>>>>

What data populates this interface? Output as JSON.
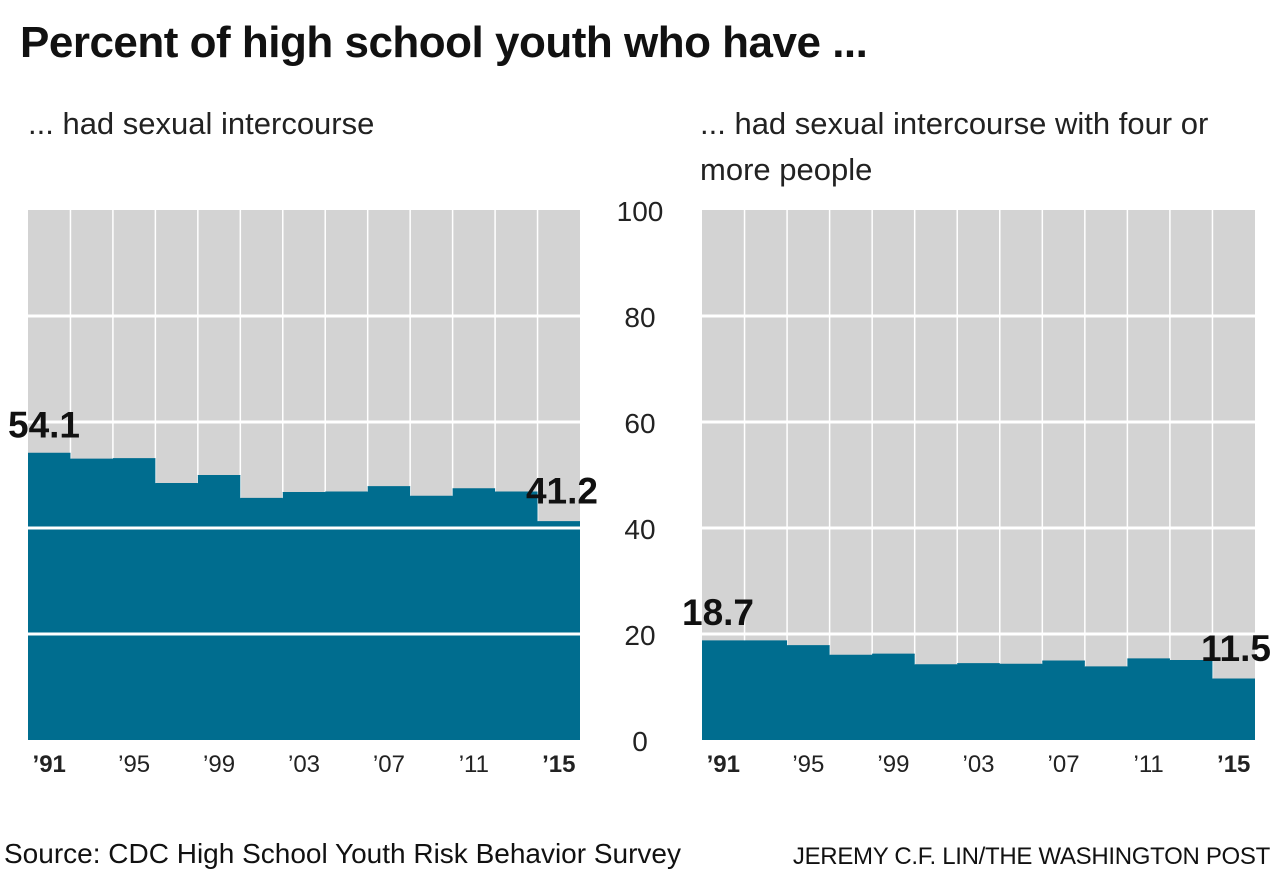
{
  "title": "Percent of high school youth who have ...",
  "footer": {
    "source": "Source: CDC High School Youth Risk Behavior Survey",
    "credit": "JEREMY C.F. LIN/THE WASHINGTON POST"
  },
  "colors": {
    "fill": "#006d8f",
    "background": "#d3d3d3",
    "grid": "#ffffff"
  },
  "chart_data": [
    {
      "type": "area",
      "title": "... had sexual intercourse",
      "x": [
        1991,
        1993,
        1995,
        1997,
        1999,
        2001,
        2003,
        2005,
        2007,
        2009,
        2011,
        2013,
        2015
      ],
      "values": [
        54.1,
        53.0,
        53.1,
        48.4,
        49.9,
        45.6,
        46.7,
        46.8,
        47.8,
        46.0,
        47.4,
        46.8,
        41.2
      ],
      "ylim": [
        0,
        100
      ],
      "yticks": [
        0,
        20,
        40,
        60,
        80,
        100
      ],
      "xtick_labels": [
        "’91",
        "’95",
        "’99",
        "’03",
        "’07",
        "’11",
        "’15"
      ],
      "annotations": [
        {
          "text": "54.1",
          "year": 1991,
          "value": 54.1
        },
        {
          "text": "41.2",
          "year": 2015,
          "value": 41.2
        }
      ]
    },
    {
      "type": "area",
      "title": "... had sexual intercourse with four or more people",
      "x": [
        1991,
        1993,
        1995,
        1997,
        1999,
        2001,
        2003,
        2005,
        2007,
        2009,
        2011,
        2013,
        2015
      ],
      "values": [
        18.7,
        18.7,
        17.8,
        16.0,
        16.2,
        14.2,
        14.4,
        14.3,
        14.9,
        13.8,
        15.3,
        15.0,
        11.5
      ],
      "ylim": [
        0,
        100
      ],
      "yticks": [
        0,
        20,
        40,
        60,
        80,
        100
      ],
      "xtick_labels": [
        "’91",
        "’95",
        "’99",
        "’03",
        "’07",
        "’11",
        "’15"
      ],
      "annotations": [
        {
          "text": "18.7",
          "year": 1991,
          "value": 18.7
        },
        {
          "text": "11.5",
          "year": 2015,
          "value": 11.5
        }
      ]
    }
  ]
}
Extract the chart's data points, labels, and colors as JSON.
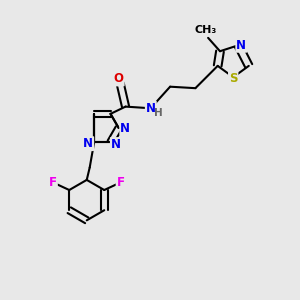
{
  "background_color": "#e8e8e8",
  "bond_color": "#000000",
  "bond_width": 1.5,
  "atom_colors": {
    "N": "#0000ee",
    "O": "#dd0000",
    "F": "#ee00ee",
    "S": "#aaaa00",
    "C": "#000000",
    "H": "#666666"
  },
  "font_size": 8.5,
  "fig_width": 3.0,
  "fig_height": 3.0,
  "dpi": 100
}
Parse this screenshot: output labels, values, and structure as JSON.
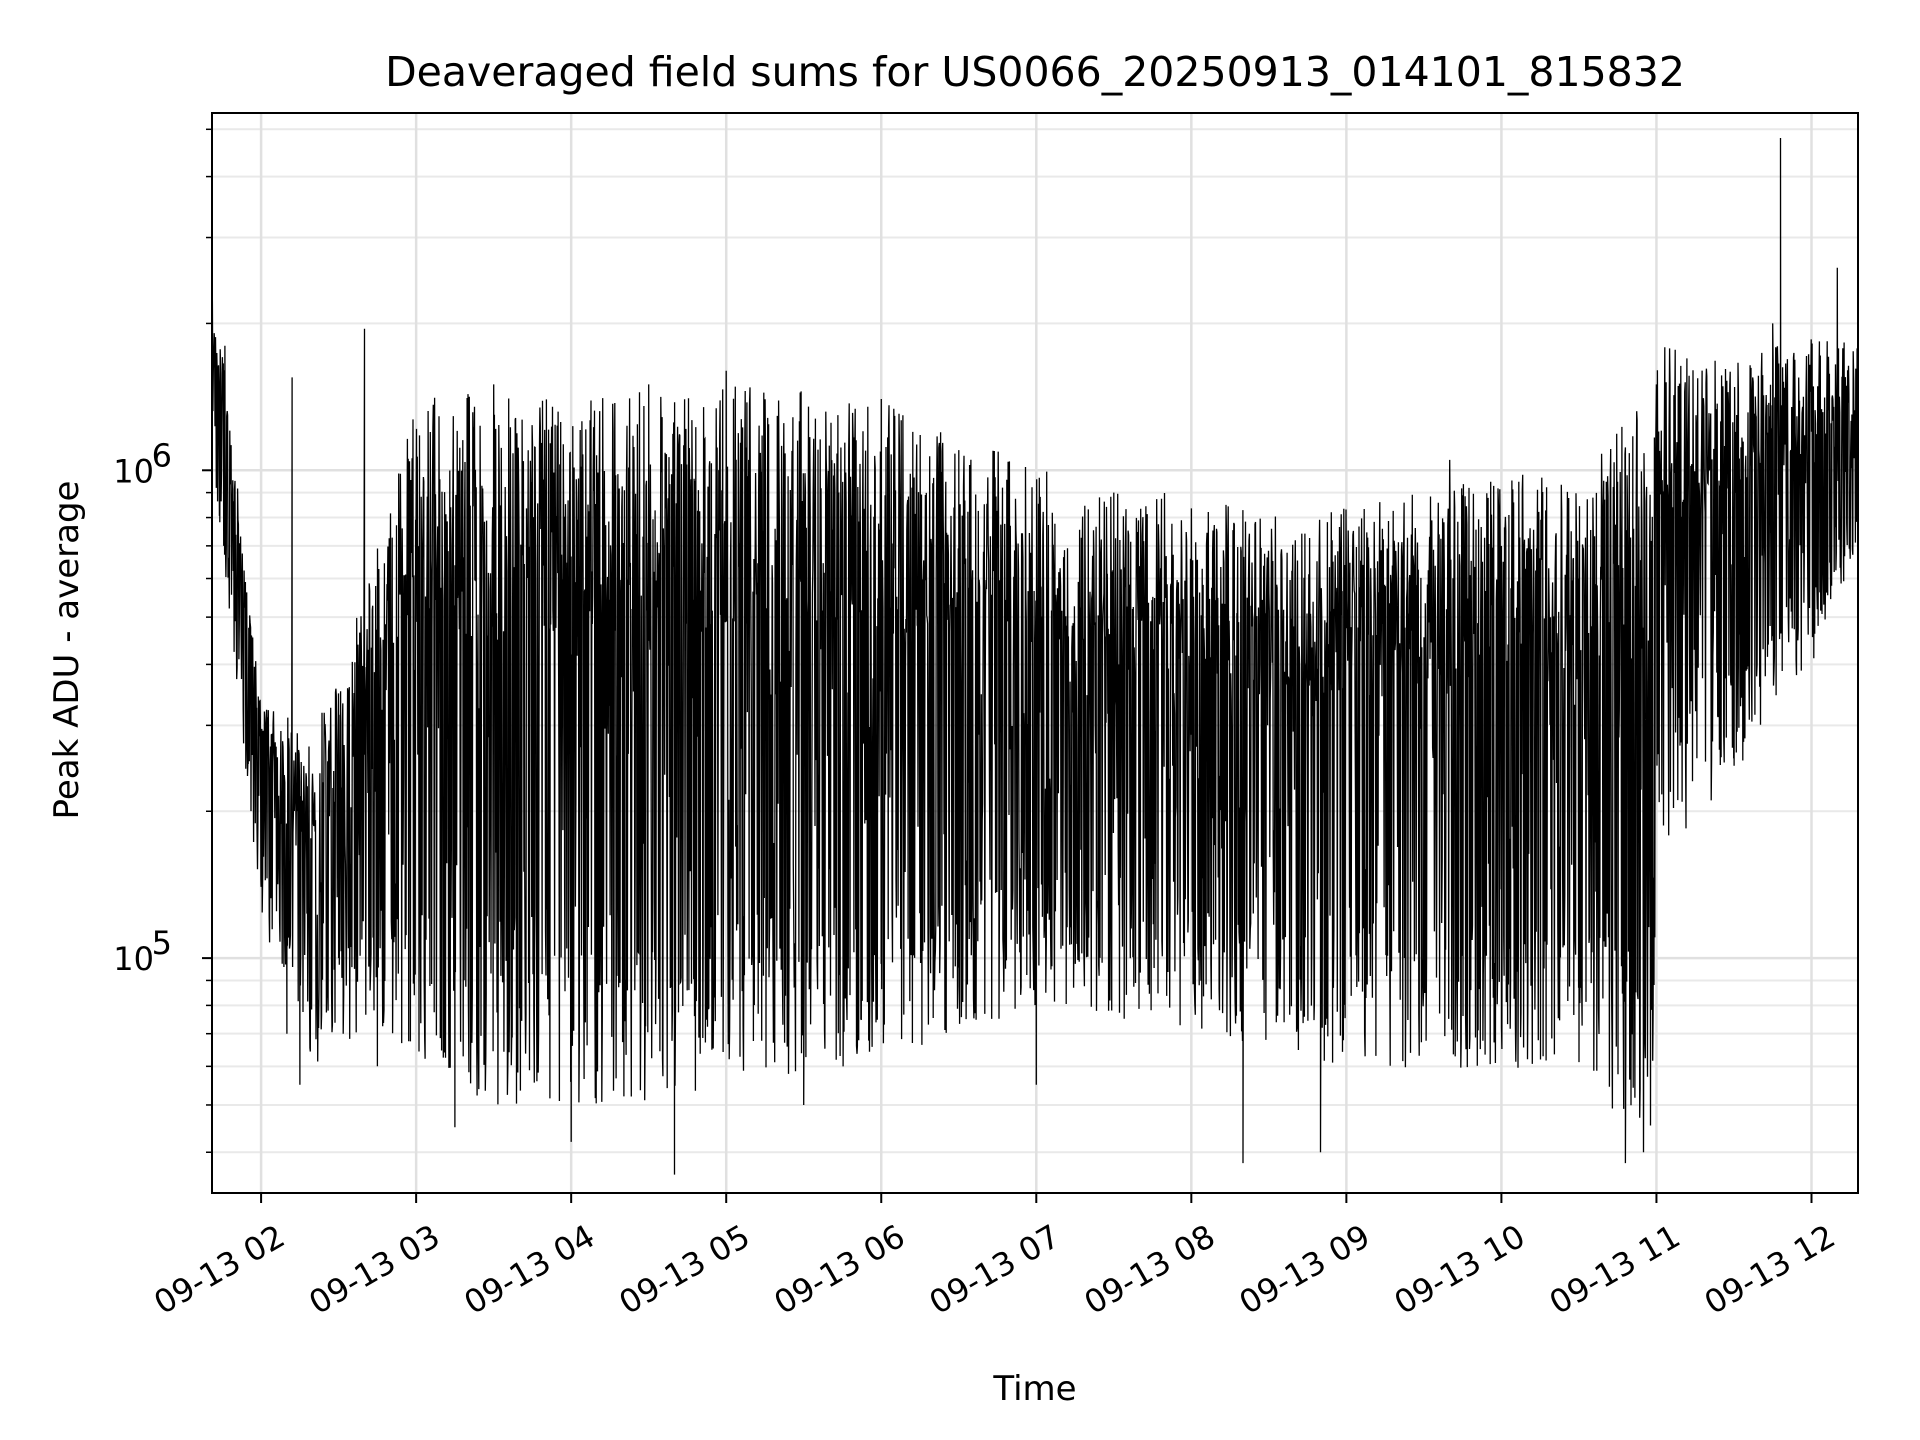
{
  "chart_data": {
    "type": "line",
    "title": "Deaveraged field sums for US0066_20250913_014101_815832",
    "xlabel": "Time",
    "ylabel": "Peak ADU - average",
    "yscale": "log",
    "ylim": [
      33000,
      5400000
    ],
    "xlim": [
      "2025-09-13 01:41",
      "2025-09-13 12:18"
    ],
    "grid": true,
    "line_color": "#000000",
    "x_ticks": [
      {
        "value": "2025-09-13 02:00",
        "label": "09-13 02"
      },
      {
        "value": "2025-09-13 03:00",
        "label": "09-13 03"
      },
      {
        "value": "2025-09-13 04:00",
        "label": "09-13 04"
      },
      {
        "value": "2025-09-13 05:00",
        "label": "09-13 05"
      },
      {
        "value": "2025-09-13 06:00",
        "label": "09-13 06"
      },
      {
        "value": "2025-09-13 07:00",
        "label": "09-13 07"
      },
      {
        "value": "2025-09-13 08:00",
        "label": "09-13 08"
      },
      {
        "value": "2025-09-13 09:00",
        "label": "09-13 09"
      },
      {
        "value": "2025-09-13 10:00",
        "label": "09-13 10"
      },
      {
        "value": "2025-09-13 11:00",
        "label": "09-13 11"
      },
      {
        "value": "2025-09-13 12:00",
        "label": "09-13 12"
      }
    ],
    "y_ticks": [
      {
        "value": 100000,
        "base": "10",
        "exponent": "5"
      },
      {
        "value": 1000000,
        "base": "10",
        "exponent": "6"
      }
    ],
    "envelope": {
      "time": [
        "2025-09-13 01:41",
        "2025-09-13 01:48",
        "2025-09-13 02:00",
        "2025-09-13 02:20",
        "2025-09-13 02:45",
        "2025-09-13 03:00",
        "2025-09-13 03:30",
        "2025-09-13 04:00",
        "2025-09-13 04:30",
        "2025-09-13 05:00",
        "2025-09-13 05:30",
        "2025-09-13 06:00",
        "2025-09-13 06:30",
        "2025-09-13 07:00",
        "2025-09-13 07:30",
        "2025-09-13 08:00",
        "2025-09-13 08:30",
        "2025-09-13 09:00",
        "2025-09-13 09:30",
        "2025-09-13 10:00",
        "2025-09-13 10:30",
        "2025-09-13 10:58",
        "2025-09-13 11:00",
        "2025-09-13 11:30",
        "2025-09-13 12:00",
        "2025-09-13 12:18"
      ],
      "upper": [
        2500000,
        1300000,
        350000,
        280000,
        700000,
        1400000,
        1450000,
        1450000,
        1450000,
        1500000,
        1450000,
        1400000,
        1150000,
        1050000,
        900000,
        900000,
        800000,
        850000,
        900000,
        1000000,
        950000,
        1500000,
        1800000,
        1700000,
        1900000,
        1800000
      ],
      "lower": [
        1000000,
        500000,
        120000,
        60000,
        75000,
        55000,
        50000,
        50000,
        50000,
        55000,
        58000,
        60000,
        70000,
        80000,
        75000,
        70000,
        65000,
        60000,
        58000,
        58000,
        60000,
        38000,
        150000,
        230000,
        400000,
        700000
      ]
    },
    "series": [
      {
        "values": [
          {
            "x": "2025-09-13 01:41",
            "y": 2700000
          },
          {
            "x": "2025-09-13 01:44",
            "y": 1000000
          },
          {
            "x": "2025-09-13 01:46",
            "y": 1800000
          },
          {
            "x": "2025-09-13 01:50",
            "y": 600000
          },
          {
            "x": "2025-09-13 01:55",
            "y": 250000
          },
          {
            "x": "2025-09-13 02:00",
            "y": 140000
          },
          {
            "x": "2025-09-13 02:10",
            "y": 70000
          },
          {
            "x": "2025-09-13 02:12",
            "y": 1550000
          },
          {
            "x": "2025-09-13 02:15",
            "y": 55000
          },
          {
            "x": "2025-09-13 02:30",
            "y": 100000
          },
          {
            "x": "2025-09-13 02:40",
            "y": 1950000
          },
          {
            "x": "2025-09-13 02:45",
            "y": 60000
          },
          {
            "x": "2025-09-13 03:00",
            "y": 800000
          },
          {
            "x": "2025-09-13 03:15",
            "y": 45000
          },
          {
            "x": "2025-09-13 03:30",
            "y": 1500000
          },
          {
            "x": "2025-09-13 04:00",
            "y": 42000
          },
          {
            "x": "2025-09-13 04:30",
            "y": 1500000
          },
          {
            "x": "2025-09-13 04:40",
            "y": 36000
          },
          {
            "x": "2025-09-13 05:00",
            "y": 1600000
          },
          {
            "x": "2025-09-13 05:30",
            "y": 50000
          },
          {
            "x": "2025-09-13 06:00",
            "y": 1400000
          },
          {
            "x": "2025-09-13 06:30",
            "y": 1100000
          },
          {
            "x": "2025-09-13 07:00",
            "y": 55000
          },
          {
            "x": "2025-09-13 07:30",
            "y": 900000
          },
          {
            "x": "2025-09-13 08:00",
            "y": 700000
          },
          {
            "x": "2025-09-13 08:20",
            "y": 38000
          },
          {
            "x": "2025-09-13 08:50",
            "y": 40000
          },
          {
            "x": "2025-09-13 09:00",
            "y": 600000
          },
          {
            "x": "2025-09-13 09:40",
            "y": 1050000
          },
          {
            "x": "2025-09-13 10:00",
            "y": 700000
          },
          {
            "x": "2025-09-13 10:30",
            "y": 600000
          },
          {
            "x": "2025-09-13 10:48",
            "y": 38000
          },
          {
            "x": "2025-09-13 10:55",
            "y": 40000
          },
          {
            "x": "2025-09-13 11:00",
            "y": 1500000
          },
          {
            "x": "2025-09-13 11:30",
            "y": 700000
          },
          {
            "x": "2025-09-13 11:45",
            "y": 2000000
          },
          {
            "x": "2025-09-13 11:48",
            "y": 4800000
          },
          {
            "x": "2025-09-13 12:00",
            "y": 1200000
          },
          {
            "x": "2025-09-13 12:10",
            "y": 2600000
          },
          {
            "x": "2025-09-13 12:18",
            "y": 1000000
          }
        ]
      }
    ]
  }
}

<<<<

Exercise.
Say how many lines in the listing above include "this". Give nothing but the number.

Exercise output.
2